[START Provided text]

On Thu, Aug 24, 2023 at 6:01 PM Ilya Maximets <[email protected]> wrote:
>
> On 8/22/23 22:45, Mike Pattrick wrote:
> > When the a revalidator thread is updating statistics for an XC_LEARN
> > xcache entry in xlate_push_stats_entry it uses ofproto_flow_mod_learn.
> > The revalidator will update stats for rules even if they are in a
> > removed state or marked as invisible. However, ofproto_flow_mod_learn
> > will detect if a flow has been removed and re-add it in that case. This
> > can result in an old learn action replacing the new learn action that
> > had replaced it in the first place.
> >
> > This change adds a new stats_used parameter to ofproto_flow_mod_learn
> > allowing the caller to provide a timestamp that will be fed into the
> > learned rule's modified time. The provided timestamp should be the time
> > of the last packet activity. If stats_used is not set then the current
> > time is used, as is the current behaviour.

[END Provided text]

Given problem a
In the mailing list message, give the passage starting at "On Thu, Aug" and ending at "it uses ofproto_flow_mod_learn." again, substituting "handler" for "revalidator".

[START Supplied material]

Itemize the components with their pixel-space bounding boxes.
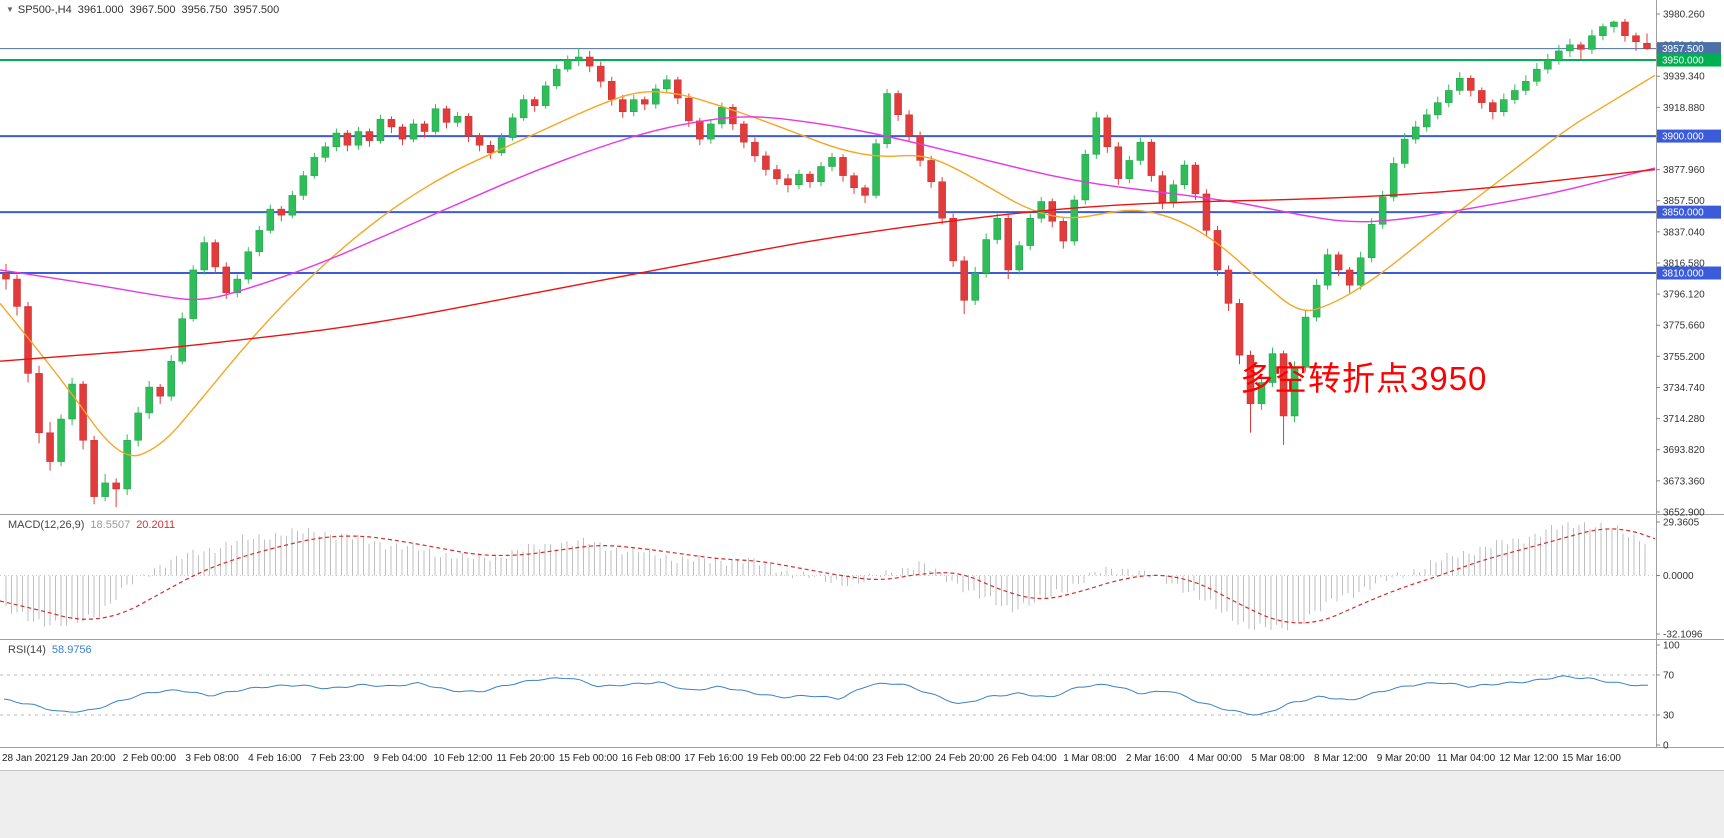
price-axis-label: 3693.820 (1663, 445, 1705, 456)
price-axis-label: 3816.580 (1663, 258, 1705, 269)
price-axis-label: 3796.120 (1663, 290, 1705, 301)
time-axis-label: 2 Mar 16:00 (1126, 753, 1180, 764)
macd-panel: 29.3605 0.0000 -32.1096 (0, 518, 1703, 640)
price-axis-label: 3980.260 (1663, 9, 1705, 20)
price-axis-label: 3775.660 (1663, 321, 1705, 332)
rsi-axis-label: 70 (1663, 671, 1675, 682)
time-axis-label: 11 Feb 20:00 (496, 753, 555, 764)
price-axis-label: 3652.900 (1663, 507, 1705, 518)
macd-signal-value: 20.2011 (136, 519, 176, 531)
price-axis-label: 3734.740 (1663, 383, 1705, 394)
time-axis-label: 26 Feb 04:00 (998, 753, 1057, 764)
bar-open-value: 3961.000 (77, 4, 124, 16)
time-axis-label: 15 Mar 16:00 (1562, 753, 1621, 764)
time-axis-label: 12 Mar 12:00 (1499, 753, 1558, 764)
moving-average-lines (0, 74, 1656, 457)
time-axis-label: 15 Feb 00:00 (559, 753, 618, 764)
price-axis-label: 3918.880 (1663, 103, 1705, 114)
chart-text-annotation[interactable]: 多空转折点3950 (1240, 360, 1488, 397)
time-axis-label: 8 Mar 12:00 (1314, 753, 1368, 764)
rsi-axis-label: 30 (1663, 711, 1675, 722)
rsi-axis-label: 100 (1663, 641, 1680, 652)
ma-fast-orange (0, 74, 1656, 457)
rsi-axis-label: 0 (1663, 741, 1669, 752)
collapse-chevron-icon[interactable]: ▼ (6, 5, 14, 14)
time-axis-label: 5 Mar 08:00 (1251, 753, 1305, 764)
macd-main-value: 18.5507 (90, 519, 131, 531)
rsi-panel: 100 70 30 0 (0, 641, 1680, 752)
panel-separators (0, 0, 1724, 748)
bar-low-value: 3956.750 (181, 4, 228, 16)
price-axis-label: 3714.280 (1663, 414, 1705, 425)
macd-axis-label: -32.1096 (1663, 629, 1703, 640)
time-axis-label: 1 Mar 08:00 (1063, 753, 1117, 764)
bar-close-value: 3957.500 (233, 4, 280, 16)
price-axis-label: 3673.360 (1663, 476, 1705, 487)
horizontal-level-lines (0, 48, 1656, 274)
time-axis-label: 2 Feb 00:00 (123, 753, 177, 764)
price-axis-label: 3877.960 (1663, 165, 1705, 176)
macd-axis-label: 0.0000 (1663, 571, 1694, 582)
time-axis-label: 7 Feb 23:00 (311, 753, 365, 764)
time-axis-label: 4 Mar 00:00 (1189, 753, 1243, 764)
rsi-name: RSI(14) (8, 644, 46, 656)
rsi-line (3, 675, 1649, 716)
time-axis-label: 4 Feb 16:00 (248, 753, 302, 764)
rsi-indicator-label: RSI(14) 58.9756 (8, 644, 92, 656)
rsi-value: 58.9756 (51, 644, 92, 656)
time-axis-label: 9 Feb 04:00 (374, 753, 428, 764)
macd-signal-line (0, 528, 1656, 624)
ma-slow-red (0, 168, 1656, 362)
price-badge-label: 3950.000 (1662, 56, 1704, 67)
time-axis-label: 24 Feb 20:00 (935, 753, 994, 764)
price-badge-label: 3900.000 (1662, 132, 1704, 143)
time-axis-label: 9 Mar 20:00 (1377, 753, 1431, 764)
symbol-timeframe-label: SP500-,H4 (17, 4, 72, 16)
price-axis[interactable]: 3980.2603959.8003939.3403918.8803898.420… (1656, 9, 1705, 518)
time-axis-label: 29 Jan 20:00 (58, 753, 116, 764)
macd-axis-label: 29.3605 (1663, 518, 1700, 529)
macd-name: MACD(12,26,9) (8, 519, 85, 531)
ma-mid-magenta (0, 116, 1656, 301)
macd-indicator-label: MACD(12,26,9) 18.5507 20.2011 (8, 519, 175, 531)
time-axis[interactable]: 28 Jan 2021 29 Jan 20:00 2 Feb 00:00 3 Feb … (2, 753, 1621, 764)
price-badge-label: 3957.500 (1662, 44, 1704, 55)
window-footer (0, 770, 1724, 838)
time-axis-label: 17 Feb 16:00 (684, 753, 743, 764)
bar-high-value: 3967.500 (129, 4, 176, 16)
price-axis-label: 3837.040 (1663, 227, 1705, 238)
symbol-info-line[interactable]: ▼ SP500-,H4 3961.000 3967.500 3956.750 3957.5… (6, 4, 285, 16)
time-axis-label: 11 Mar 04:00 (1437, 753, 1496, 764)
time-axis-label: 3 Feb 08:00 (185, 753, 239, 764)
price-axis-label: 3939.340 (1663, 72, 1705, 83)
time-axis-label: 28 Jan 2021 (2, 753, 57, 764)
time-axis-label: 23 Feb 12:00 (872, 753, 931, 764)
price-badge-label: 3810.000 (1662, 268, 1704, 279)
price-axis-label: 3755.200 (1663, 352, 1705, 363)
candlesticks (2, 18, 1651, 508)
price-axis-label: 3857.500 (1663, 196, 1705, 207)
chart-canvas[interactable]: 3980.2603959.8003939.3403918.8803898.420… (0, 0, 1724, 770)
time-axis-label: 19 Feb 00:00 (747, 753, 806, 764)
price-badge-label: 3850.000 (1662, 208, 1704, 219)
time-axis-label: 10 Feb 12:00 (433, 753, 492, 764)
time-axis-label: 16 Feb 08:00 (622, 753, 681, 764)
time-axis-label: 22 Feb 04:00 (810, 753, 869, 764)
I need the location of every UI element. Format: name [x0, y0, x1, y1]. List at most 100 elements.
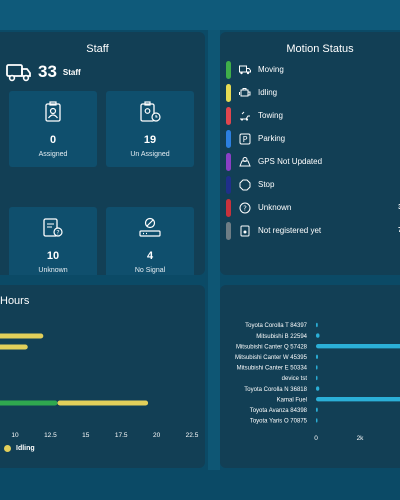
bar[interactable] — [316, 397, 400, 402]
tile-value: 19 — [143, 134, 157, 146]
status-row-towing[interactable]: Towing — [226, 106, 400, 125]
status-row-gps-not-updated[interactable]: GPS Not Updated — [226, 152, 400, 171]
x-tick-label: 17.5 — [115, 432, 128, 439]
bar[interactable] — [316, 333, 320, 338]
status-label: Idling — [258, 88, 278, 97]
x-tick-label: 2k — [357, 435, 365, 442]
motion-status-panel: Motion Status Moving Idling Towing P Par… — [220, 32, 400, 275]
gps-icon — [239, 156, 251, 168]
bar[interactable] — [316, 407, 318, 412]
truck-icon — [239, 64, 251, 76]
tile-label: No Signal — [134, 267, 166, 274]
staff-title: Staff — [86, 43, 109, 55]
legend-swatch — [4, 445, 11, 452]
status-color-bar — [226, 60, 231, 79]
x-tick-label: 10 — [11, 432, 19, 439]
hours-chart-panel: 10 12.5 15 17.5 20 22.5 Hours Idling — [0, 285, 205, 468]
x-tick-label: 15 — [82, 432, 90, 439]
x-tick-label: 22.5 — [186, 432, 199, 439]
tile-no-signal[interactable]: 4 No Signal — [106, 207, 194, 275]
legend-label: Idling — [16, 445, 35, 452]
status-color-bar — [226, 198, 231, 217]
category-label: Toyota Corolla N 36818 — [244, 387, 307, 393]
category-label: Mitsubishi Canter E 50334 — [237, 366, 308, 372]
svg-text:?: ? — [243, 204, 247, 212]
engine-icon — [239, 87, 251, 99]
status-color-bar — [226, 106, 231, 125]
status-label: Towing — [258, 111, 283, 120]
status-label: Not registered yet — [258, 226, 322, 235]
id-badge-clock-icon — [140, 101, 161, 122]
staff-count-label: Staff — [62, 67, 81, 77]
bar-segment[interactable] — [0, 400, 58, 406]
status-row-moving[interactable]: Moving — [226, 60, 400, 79]
hours-legend[interactable]: Idling — [4, 445, 35, 452]
status-row-idling[interactable]: Idling — [226, 83, 400, 102]
hours-chart: 10 12.5 15 17.5 20 22.5 — [0, 333, 199, 439]
tile-value: 10 — [46, 250, 60, 262]
tow-icon — [239, 110, 251, 122]
tile-unassigned[interactable]: 19 Un Assigned — [106, 91, 194, 167]
no-signal-icon — [139, 217, 161, 237]
tile-assigned[interactable]: 0 Assigned — [9, 91, 97, 167]
status-label: Stop — [258, 180, 275, 189]
tile-label: Un Assigned — [130, 151, 170, 158]
status-color-bar — [226, 83, 231, 102]
status-row-stop[interactable]: Stop — [226, 175, 400, 194]
status-row-not-registered[interactable]: Not registered yet 7 — [226, 221, 400, 240]
staff-panel: Staff 33 Staff 0 Assigned 19 Un Assign — [0, 32, 205, 275]
bar[interactable] — [316, 418, 318, 423]
x-tick-label: 20 — [153, 432, 161, 439]
category-label: Mitsubishi B 22594 — [256, 334, 307, 340]
truck-icon — [6, 64, 31, 82]
bar[interactable] — [316, 365, 318, 370]
top-band — [0, 0, 400, 30]
panel-gutter — [208, 30, 220, 470]
bar[interactable] — [316, 354, 318, 359]
svg-text:?: ? — [56, 230, 59, 237]
tile-label: Unknown — [38, 267, 68, 274]
status-color-bar — [226, 221, 231, 240]
category-label: Toyota Yaris O 70875 — [250, 419, 308, 425]
question-icon: ? — [239, 202, 251, 214]
tile-label: Assigned — [38, 151, 68, 158]
tile-value: 0 — [49, 134, 57, 146]
x-tick-label: 0 — [314, 435, 318, 442]
vehicle-chart: Toyota Corolla T 84397 Mitsubishi B 22594… — [235, 322, 400, 442]
svg-text:P: P — [243, 135, 248, 144]
bar[interactable] — [316, 375, 318, 381]
status-row-unknown[interactable]: ? Unknown 3 — [226, 198, 400, 217]
hours-chart-title: Hours — [0, 295, 30, 307]
category-label: Mitsubishi Canter Q 57428 — [236, 344, 308, 350]
status-count: 7 — [398, 227, 400, 234]
category-label: Kamal Fuel — [277, 397, 307, 403]
tile-unknown[interactable]: ? 10 Unknown — [9, 207, 97, 275]
id-badge-question-icon: ? — [43, 218, 63, 237]
status-label: GPS Not Updated — [258, 157, 323, 166]
status-color-bar — [226, 129, 231, 148]
bar[interactable] — [316, 386, 320, 391]
category-label: Mitsubishi Canter W 45395 — [235, 355, 308, 361]
id-badge-icon — [45, 101, 61, 122]
status-label: Unknown — [258, 203, 292, 212]
category-label: device tst — [282, 376, 308, 382]
status-label: Moving — [258, 65, 284, 74]
parking-icon: P — [239, 133, 251, 145]
bar-segment[interactable] — [57, 400, 149, 406]
bar-segment[interactable] — [0, 344, 28, 350]
category-label: Toyota Avanza 84398 — [250, 408, 308, 414]
staff-count: 33 — [38, 62, 57, 81]
stop-icon — [239, 179, 251, 191]
staff-summary: 33 Staff — [6, 62, 81, 82]
tile-value: 4 — [146, 250, 154, 262]
bar-segment[interactable] — [0, 333, 44, 339]
status-color-bar — [226, 152, 231, 171]
category-label: Toyota Corolla T 84397 — [245, 323, 307, 329]
status-label: Parking — [258, 134, 286, 143]
status-row-parking[interactable]: P Parking — [226, 129, 400, 148]
bar[interactable] — [316, 344, 400, 349]
vehicle-chart-panel: Toyota Corolla T 84397 Mitsubishi B 22594… — [220, 285, 400, 468]
status-count: 3 — [398, 204, 400, 211]
x-tick-label: 12.5 — [44, 432, 57, 439]
bar[interactable] — [316, 322, 318, 328]
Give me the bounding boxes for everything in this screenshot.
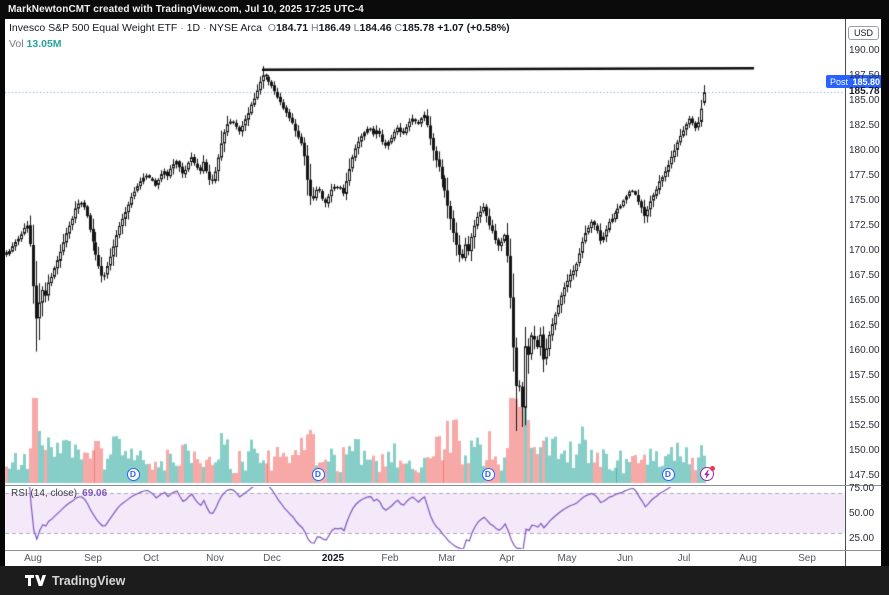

[END Supplied material]

Given problem b
From the records, copy the lines starting at the one containing "bar[interactable] — [316, 397, 400, 402]" and ending at the one containing "x-tick-label: 15 — [82, 432, 90, 439]".

Right answer a
On Thu, Aug 24, 2023 at 6:01 PM Ilya Maximets <[email protected]> wrote:
>
> On 8/22/23 22:45, Mike Pattrick wrote:
> > When the a handler thread is updating statistics for an XC_LEARN
> > xcache entry in xlate_push_stats_entry it uses ofproto_flow_mod_learn.

Right answer b
bar[interactable] — [316, 397, 400, 402]
tile-value: 19 — [143, 134, 157, 146]
status-row-towing[interactable]: Towing — [226, 106, 400, 125]
status-row-gps-not-updated[interactable]: GPS Not Updated — [226, 152, 400, 171]
x-tick-label: 17.5 — [115, 432, 128, 439]
bar[interactable] — [316, 333, 320, 338]
status-label: Idling — [258, 88, 278, 97]
x-tick-label: 2k — [357, 435, 365, 442]
motion-status-panel: Motion Status Moving Idling Towing P Par… — [220, 32, 400, 275]
gps-icon — [239, 156, 251, 168]
bar[interactable] — [316, 407, 318, 412]
truck-icon — [239, 64, 251, 76]
tile-label: No Signal — [134, 267, 166, 274]
staff-title: Staff — [86, 43, 109, 55]
legend-swatch — [4, 445, 11, 452]
status-color-bar — [226, 60, 231, 79]
x-tick-label: 10 — [11, 432, 19, 439]
hours-chart-panel: 10 12.5 15 17.5 20 22.5 Hours Idling — [0, 285, 205, 468]
x-tick-label: 15 — [82, 432, 90, 439]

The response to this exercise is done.